— BEGIN EXERCISE INPUT —

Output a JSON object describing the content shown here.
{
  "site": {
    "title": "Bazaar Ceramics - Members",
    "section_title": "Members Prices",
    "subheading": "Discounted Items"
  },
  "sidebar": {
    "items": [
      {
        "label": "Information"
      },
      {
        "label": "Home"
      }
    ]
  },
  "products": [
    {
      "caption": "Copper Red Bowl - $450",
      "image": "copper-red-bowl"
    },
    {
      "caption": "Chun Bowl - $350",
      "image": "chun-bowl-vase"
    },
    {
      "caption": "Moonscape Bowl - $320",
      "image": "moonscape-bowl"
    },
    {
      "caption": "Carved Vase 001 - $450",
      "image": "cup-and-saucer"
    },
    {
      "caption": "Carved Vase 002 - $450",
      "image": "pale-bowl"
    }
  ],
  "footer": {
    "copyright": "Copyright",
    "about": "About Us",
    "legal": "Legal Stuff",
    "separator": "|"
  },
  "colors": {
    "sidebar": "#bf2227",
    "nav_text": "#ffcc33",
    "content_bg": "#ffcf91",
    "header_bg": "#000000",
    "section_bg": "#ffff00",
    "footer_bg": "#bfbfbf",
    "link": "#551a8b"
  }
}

— END EXERCISE INPUT —

• _WRITTEN REQUEST_:
What is the number of lines in the records that contain the word "caption"? Answer with the number and nothing else.

• _FINAL RESULT_:
5